■ **Data in this exercise**
*****
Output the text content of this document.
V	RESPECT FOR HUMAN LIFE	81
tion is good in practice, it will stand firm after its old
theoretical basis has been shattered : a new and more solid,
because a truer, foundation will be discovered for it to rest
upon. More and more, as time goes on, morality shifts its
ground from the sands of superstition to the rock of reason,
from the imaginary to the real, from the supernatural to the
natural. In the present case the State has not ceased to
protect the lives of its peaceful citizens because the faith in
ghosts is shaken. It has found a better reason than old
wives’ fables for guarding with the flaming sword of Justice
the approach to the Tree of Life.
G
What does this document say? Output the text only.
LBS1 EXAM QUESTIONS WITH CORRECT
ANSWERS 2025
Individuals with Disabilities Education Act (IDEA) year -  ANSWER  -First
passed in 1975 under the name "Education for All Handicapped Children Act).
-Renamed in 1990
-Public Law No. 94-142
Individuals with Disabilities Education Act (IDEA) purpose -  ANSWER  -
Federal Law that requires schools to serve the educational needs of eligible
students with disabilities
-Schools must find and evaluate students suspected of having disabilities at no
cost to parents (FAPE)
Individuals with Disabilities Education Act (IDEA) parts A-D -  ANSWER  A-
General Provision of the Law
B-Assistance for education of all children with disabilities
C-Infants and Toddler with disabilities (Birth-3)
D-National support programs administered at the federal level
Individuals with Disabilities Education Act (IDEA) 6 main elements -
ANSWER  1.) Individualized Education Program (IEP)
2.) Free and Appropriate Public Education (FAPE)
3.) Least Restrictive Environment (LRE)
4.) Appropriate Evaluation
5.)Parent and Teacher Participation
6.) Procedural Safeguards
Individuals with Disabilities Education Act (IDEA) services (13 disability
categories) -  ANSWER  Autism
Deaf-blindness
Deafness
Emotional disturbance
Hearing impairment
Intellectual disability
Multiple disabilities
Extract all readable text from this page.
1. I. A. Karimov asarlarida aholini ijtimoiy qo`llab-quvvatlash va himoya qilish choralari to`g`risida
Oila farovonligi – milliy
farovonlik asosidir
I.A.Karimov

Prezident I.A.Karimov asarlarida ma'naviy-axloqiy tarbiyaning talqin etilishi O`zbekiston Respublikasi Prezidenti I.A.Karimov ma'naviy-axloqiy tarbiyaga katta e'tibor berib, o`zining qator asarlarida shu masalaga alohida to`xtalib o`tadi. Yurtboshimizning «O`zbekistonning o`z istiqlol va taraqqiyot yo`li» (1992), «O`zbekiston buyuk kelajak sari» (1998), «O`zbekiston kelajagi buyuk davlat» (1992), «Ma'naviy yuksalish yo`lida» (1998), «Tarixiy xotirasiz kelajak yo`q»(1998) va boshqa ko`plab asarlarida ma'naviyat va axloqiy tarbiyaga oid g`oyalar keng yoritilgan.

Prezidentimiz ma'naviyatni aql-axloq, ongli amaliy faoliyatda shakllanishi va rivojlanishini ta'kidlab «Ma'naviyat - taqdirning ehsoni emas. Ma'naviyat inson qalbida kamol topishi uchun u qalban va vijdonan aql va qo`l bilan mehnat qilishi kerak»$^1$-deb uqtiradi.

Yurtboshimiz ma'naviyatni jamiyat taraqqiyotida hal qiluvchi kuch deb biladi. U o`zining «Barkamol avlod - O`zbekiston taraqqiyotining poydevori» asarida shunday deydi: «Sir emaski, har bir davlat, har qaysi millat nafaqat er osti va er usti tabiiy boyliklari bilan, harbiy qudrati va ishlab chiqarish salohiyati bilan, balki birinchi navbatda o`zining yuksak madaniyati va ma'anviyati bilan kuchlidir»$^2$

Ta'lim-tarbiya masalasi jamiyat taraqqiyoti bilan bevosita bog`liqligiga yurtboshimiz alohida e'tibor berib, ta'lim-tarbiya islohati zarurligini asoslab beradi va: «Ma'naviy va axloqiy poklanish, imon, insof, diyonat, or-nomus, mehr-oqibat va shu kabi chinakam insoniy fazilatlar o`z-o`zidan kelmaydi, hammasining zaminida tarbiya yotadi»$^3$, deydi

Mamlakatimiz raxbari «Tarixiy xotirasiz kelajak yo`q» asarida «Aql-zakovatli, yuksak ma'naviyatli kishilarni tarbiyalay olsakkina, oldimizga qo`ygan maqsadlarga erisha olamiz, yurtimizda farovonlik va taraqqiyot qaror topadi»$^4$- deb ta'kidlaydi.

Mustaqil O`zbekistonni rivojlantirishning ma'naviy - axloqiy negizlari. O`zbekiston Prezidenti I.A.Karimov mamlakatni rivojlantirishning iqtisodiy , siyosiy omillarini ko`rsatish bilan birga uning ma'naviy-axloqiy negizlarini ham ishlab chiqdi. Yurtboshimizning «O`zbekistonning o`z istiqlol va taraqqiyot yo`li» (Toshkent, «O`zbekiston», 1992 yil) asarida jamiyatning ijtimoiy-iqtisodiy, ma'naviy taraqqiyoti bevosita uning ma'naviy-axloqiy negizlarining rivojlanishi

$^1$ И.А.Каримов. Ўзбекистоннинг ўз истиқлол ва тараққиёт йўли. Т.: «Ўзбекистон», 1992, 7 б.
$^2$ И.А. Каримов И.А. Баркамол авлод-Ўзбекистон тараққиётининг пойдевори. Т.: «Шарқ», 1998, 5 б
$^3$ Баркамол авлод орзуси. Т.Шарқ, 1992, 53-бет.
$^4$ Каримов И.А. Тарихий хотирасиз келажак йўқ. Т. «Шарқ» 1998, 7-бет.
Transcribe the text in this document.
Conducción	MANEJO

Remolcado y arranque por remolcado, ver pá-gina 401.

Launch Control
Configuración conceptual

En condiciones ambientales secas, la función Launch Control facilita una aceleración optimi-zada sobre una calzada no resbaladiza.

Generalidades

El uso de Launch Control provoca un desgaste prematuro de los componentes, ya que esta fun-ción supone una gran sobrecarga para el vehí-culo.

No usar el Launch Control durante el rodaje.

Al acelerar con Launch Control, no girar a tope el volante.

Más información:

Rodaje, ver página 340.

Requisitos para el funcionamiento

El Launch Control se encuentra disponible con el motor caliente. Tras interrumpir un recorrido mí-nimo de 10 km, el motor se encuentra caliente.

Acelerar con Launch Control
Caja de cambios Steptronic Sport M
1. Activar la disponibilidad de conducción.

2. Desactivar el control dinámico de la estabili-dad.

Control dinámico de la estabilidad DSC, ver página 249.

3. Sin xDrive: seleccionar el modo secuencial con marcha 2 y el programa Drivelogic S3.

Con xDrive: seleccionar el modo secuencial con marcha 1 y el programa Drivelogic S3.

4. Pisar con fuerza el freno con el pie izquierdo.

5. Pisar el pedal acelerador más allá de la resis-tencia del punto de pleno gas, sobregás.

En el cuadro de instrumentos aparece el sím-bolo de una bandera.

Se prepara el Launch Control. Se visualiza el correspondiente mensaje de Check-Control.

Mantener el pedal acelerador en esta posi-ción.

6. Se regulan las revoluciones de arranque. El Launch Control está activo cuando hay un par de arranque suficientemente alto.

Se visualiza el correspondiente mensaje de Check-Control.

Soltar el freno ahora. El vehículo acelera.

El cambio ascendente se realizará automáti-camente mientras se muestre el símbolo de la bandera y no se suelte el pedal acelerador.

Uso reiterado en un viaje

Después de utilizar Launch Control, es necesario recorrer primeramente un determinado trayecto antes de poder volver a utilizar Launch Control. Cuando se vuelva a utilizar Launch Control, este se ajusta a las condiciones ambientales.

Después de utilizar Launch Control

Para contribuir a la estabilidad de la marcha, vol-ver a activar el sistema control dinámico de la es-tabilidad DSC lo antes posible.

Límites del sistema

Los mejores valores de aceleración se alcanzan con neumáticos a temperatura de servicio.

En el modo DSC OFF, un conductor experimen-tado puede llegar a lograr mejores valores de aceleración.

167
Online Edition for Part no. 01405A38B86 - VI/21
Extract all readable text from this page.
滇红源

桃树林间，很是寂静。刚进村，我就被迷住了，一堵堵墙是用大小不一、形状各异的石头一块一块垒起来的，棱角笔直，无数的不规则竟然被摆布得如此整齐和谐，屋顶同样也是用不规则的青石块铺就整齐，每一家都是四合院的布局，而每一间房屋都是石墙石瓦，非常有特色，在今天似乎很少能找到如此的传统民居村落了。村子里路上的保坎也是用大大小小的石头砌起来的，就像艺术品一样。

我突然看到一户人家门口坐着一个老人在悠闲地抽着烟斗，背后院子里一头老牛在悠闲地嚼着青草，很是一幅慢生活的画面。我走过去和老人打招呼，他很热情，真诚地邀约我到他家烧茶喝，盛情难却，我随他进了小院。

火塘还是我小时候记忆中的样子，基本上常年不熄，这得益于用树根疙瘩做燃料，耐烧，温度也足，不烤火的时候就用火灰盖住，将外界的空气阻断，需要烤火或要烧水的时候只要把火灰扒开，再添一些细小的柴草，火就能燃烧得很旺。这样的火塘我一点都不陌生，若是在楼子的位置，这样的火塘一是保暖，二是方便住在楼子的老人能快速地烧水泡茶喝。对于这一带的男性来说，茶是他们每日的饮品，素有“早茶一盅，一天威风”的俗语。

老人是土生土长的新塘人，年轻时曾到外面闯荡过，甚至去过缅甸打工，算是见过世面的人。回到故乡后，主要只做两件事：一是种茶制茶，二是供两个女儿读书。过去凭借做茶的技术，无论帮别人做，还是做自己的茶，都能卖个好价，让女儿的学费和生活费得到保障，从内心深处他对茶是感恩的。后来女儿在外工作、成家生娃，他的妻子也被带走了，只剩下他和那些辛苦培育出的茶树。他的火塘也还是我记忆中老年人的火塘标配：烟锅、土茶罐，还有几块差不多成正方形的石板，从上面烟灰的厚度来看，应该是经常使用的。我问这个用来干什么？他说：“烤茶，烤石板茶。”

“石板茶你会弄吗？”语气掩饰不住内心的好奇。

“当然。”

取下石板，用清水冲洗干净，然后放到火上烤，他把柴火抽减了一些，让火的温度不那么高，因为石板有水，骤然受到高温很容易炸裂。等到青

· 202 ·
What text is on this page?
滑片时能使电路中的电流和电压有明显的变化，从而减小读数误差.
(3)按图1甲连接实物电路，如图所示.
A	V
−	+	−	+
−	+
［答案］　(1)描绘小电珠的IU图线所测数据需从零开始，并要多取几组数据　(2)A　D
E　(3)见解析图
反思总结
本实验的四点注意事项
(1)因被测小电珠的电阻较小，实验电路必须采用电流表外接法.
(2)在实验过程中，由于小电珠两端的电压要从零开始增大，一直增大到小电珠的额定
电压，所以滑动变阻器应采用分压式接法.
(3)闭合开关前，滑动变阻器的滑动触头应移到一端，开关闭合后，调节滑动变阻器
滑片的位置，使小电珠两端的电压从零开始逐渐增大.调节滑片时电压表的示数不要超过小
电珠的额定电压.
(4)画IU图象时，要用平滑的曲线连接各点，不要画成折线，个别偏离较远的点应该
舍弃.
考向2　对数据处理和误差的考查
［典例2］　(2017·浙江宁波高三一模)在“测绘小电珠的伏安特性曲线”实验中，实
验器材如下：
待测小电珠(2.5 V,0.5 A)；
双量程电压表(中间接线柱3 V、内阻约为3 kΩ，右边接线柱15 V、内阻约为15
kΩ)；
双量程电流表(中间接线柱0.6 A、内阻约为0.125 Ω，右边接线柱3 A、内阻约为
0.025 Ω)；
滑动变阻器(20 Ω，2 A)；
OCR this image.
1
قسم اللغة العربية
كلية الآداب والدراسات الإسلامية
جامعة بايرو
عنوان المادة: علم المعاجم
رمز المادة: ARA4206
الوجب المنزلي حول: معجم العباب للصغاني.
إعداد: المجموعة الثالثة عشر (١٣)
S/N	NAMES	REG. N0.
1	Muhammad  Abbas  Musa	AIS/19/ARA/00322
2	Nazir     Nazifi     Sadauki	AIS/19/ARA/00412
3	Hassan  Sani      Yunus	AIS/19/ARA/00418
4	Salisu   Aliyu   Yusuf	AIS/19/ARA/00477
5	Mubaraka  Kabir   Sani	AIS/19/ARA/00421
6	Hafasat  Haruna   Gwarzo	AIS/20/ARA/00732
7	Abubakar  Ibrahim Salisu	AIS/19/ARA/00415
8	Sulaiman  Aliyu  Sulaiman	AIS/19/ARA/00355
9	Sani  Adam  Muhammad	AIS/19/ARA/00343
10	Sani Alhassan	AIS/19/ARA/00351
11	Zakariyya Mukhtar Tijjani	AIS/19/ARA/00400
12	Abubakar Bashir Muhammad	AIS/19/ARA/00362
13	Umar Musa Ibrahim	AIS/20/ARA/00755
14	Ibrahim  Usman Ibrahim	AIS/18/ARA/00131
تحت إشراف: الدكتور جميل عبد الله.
*****
■ **Exercise details**
Determine how many lines contain the word "yuksak" and reply with that number alone.

■ **Correct answer**
2